— start —

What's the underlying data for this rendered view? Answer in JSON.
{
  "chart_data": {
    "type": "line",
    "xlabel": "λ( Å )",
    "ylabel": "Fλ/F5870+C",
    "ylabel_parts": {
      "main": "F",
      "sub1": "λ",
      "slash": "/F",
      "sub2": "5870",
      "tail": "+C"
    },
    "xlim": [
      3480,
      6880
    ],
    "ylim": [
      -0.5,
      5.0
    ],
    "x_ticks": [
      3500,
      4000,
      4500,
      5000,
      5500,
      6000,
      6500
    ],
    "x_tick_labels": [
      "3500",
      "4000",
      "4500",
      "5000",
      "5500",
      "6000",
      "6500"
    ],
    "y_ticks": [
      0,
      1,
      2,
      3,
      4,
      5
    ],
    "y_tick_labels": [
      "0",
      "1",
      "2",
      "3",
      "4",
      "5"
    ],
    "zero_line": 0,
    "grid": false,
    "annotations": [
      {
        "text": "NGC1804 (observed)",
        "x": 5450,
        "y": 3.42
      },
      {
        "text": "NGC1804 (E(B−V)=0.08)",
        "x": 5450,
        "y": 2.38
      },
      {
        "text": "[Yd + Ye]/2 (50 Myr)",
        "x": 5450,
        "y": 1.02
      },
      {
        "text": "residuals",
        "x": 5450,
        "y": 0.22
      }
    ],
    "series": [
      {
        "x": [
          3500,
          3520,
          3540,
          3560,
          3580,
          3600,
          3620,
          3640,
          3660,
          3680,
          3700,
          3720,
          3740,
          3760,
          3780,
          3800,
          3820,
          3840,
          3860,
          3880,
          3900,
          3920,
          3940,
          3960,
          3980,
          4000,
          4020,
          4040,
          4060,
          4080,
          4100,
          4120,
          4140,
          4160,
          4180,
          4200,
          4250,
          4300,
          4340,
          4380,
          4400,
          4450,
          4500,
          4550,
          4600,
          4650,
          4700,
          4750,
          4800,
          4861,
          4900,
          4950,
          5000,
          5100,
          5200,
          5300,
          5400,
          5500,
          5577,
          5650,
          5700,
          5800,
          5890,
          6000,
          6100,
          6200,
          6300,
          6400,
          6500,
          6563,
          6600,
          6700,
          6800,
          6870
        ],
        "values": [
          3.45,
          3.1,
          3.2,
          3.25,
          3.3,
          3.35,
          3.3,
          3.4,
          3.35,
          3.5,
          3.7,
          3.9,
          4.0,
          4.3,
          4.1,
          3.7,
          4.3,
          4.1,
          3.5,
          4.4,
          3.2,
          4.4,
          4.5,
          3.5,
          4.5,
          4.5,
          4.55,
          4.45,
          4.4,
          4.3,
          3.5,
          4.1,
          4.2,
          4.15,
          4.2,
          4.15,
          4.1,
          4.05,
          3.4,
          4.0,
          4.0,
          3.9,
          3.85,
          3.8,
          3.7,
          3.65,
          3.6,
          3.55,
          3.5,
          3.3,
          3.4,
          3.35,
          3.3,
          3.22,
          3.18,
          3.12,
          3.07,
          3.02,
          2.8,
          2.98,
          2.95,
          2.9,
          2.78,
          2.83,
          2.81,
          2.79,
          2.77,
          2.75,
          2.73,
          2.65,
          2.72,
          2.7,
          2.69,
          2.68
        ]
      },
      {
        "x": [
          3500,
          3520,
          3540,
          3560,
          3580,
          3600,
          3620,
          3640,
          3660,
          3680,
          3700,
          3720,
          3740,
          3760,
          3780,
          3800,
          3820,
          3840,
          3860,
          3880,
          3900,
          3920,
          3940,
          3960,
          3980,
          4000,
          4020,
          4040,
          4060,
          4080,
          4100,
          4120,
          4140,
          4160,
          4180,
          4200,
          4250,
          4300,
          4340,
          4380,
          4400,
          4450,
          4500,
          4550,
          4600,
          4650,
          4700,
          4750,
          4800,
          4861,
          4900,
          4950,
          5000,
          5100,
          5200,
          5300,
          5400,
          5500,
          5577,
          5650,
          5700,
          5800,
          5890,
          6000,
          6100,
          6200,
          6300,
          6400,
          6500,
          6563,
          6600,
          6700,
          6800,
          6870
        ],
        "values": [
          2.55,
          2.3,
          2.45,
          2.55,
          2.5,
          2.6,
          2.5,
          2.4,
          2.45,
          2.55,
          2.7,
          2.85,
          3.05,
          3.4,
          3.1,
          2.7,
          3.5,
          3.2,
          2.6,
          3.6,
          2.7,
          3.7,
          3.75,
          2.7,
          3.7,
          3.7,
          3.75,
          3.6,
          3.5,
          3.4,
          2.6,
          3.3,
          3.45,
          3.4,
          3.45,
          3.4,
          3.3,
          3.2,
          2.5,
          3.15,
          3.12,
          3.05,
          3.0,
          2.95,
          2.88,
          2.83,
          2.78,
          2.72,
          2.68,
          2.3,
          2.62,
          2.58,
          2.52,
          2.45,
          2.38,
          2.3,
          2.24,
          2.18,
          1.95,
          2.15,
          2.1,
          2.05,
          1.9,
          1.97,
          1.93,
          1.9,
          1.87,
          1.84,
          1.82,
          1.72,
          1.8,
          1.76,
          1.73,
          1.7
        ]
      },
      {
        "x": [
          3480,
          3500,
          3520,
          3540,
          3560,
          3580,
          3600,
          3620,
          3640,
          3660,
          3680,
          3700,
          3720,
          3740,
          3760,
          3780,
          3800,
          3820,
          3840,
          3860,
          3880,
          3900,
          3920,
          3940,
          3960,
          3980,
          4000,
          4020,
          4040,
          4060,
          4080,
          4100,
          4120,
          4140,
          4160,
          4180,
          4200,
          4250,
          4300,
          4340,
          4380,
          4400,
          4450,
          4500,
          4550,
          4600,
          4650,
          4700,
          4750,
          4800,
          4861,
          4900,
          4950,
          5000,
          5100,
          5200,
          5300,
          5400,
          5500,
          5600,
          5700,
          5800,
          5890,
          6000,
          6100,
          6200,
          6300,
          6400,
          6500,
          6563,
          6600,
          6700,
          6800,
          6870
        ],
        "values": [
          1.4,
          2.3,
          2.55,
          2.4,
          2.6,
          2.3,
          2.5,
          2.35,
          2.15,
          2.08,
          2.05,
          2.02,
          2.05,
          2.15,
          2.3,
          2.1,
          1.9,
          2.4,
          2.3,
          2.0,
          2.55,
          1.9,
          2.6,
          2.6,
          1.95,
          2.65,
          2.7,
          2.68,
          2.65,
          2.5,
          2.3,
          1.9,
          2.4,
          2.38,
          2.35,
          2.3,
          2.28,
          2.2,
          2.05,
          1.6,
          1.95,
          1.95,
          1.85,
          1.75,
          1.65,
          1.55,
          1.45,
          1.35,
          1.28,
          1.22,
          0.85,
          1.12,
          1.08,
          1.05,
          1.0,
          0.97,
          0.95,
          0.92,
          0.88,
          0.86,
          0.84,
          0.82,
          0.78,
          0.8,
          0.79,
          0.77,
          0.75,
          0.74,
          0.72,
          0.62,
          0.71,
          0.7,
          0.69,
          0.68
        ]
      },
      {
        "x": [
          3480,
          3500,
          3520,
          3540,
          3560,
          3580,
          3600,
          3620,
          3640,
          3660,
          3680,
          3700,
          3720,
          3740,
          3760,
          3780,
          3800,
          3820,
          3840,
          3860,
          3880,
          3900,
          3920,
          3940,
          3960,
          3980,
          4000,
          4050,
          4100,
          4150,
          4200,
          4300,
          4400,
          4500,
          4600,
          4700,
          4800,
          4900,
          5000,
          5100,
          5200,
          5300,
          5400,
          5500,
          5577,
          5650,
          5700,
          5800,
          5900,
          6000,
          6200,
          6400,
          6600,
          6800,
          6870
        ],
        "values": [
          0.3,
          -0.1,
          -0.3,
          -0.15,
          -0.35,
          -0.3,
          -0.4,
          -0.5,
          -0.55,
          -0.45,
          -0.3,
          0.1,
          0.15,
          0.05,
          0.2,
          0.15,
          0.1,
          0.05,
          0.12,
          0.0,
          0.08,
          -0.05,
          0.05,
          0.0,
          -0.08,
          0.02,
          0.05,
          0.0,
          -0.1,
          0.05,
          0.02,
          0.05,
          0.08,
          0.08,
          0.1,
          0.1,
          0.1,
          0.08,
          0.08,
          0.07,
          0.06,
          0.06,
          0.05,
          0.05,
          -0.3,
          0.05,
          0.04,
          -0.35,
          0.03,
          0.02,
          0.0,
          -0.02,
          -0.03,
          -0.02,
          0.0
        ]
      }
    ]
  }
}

— end —

### Problem description
Pick out the lines that contain "text" and copy them.

### Result below
        "text": "NGC1804 (observed)",
        "text": "NGC1804 (E(B−V)=0.08)",
        "text": "[Yd + Ye]/2 (50 Myr)",
        "text": "residuals",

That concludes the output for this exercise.